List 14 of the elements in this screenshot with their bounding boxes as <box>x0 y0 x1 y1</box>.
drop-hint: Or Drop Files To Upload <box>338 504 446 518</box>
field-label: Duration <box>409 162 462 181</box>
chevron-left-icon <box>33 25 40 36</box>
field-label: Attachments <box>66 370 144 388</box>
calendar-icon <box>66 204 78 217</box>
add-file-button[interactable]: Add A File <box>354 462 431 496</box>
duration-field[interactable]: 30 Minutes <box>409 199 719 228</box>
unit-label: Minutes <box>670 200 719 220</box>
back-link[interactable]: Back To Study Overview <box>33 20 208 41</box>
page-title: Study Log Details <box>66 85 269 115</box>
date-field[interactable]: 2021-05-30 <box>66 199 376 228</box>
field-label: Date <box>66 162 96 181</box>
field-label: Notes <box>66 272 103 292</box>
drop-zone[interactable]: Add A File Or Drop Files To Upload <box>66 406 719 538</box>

● **Exercise description**
Please copy each of the entries above word for word.

● **Exercise solution**
List 14 of the elements in this screenshot with their bounding boxes as <box>x0 y0 x1 y1</box>.
drop-hint: Or Drop Files To Upload <box>338 504 446 518</box>
field-label: Duration <box>409 162 462 181</box>
chevron-left-icon <box>33 25 40 36</box>
field-label: Attachments <box>66 370 144 388</box>
calendar-icon <box>66 204 78 217</box>
add-file-button[interactable]: Add A File <box>354 462 431 496</box>
duration-field[interactable]: 30 Minutes <box>409 199 719 228</box>
unit-label: Minutes <box>670 200 719 220</box>
back-link[interactable]: Back To Study Overview <box>33 20 208 41</box>
page-title: Study Log Details <box>66 85 269 115</box>
date-field[interactable]: 2021-05-30 <box>66 199 376 228</box>
field-label: Date <box>66 162 96 181</box>
field-label: Notes <box>66 272 103 292</box>
drop-zone[interactable]: Add A File Or Drop Files To Upload <box>66 406 719 538</box>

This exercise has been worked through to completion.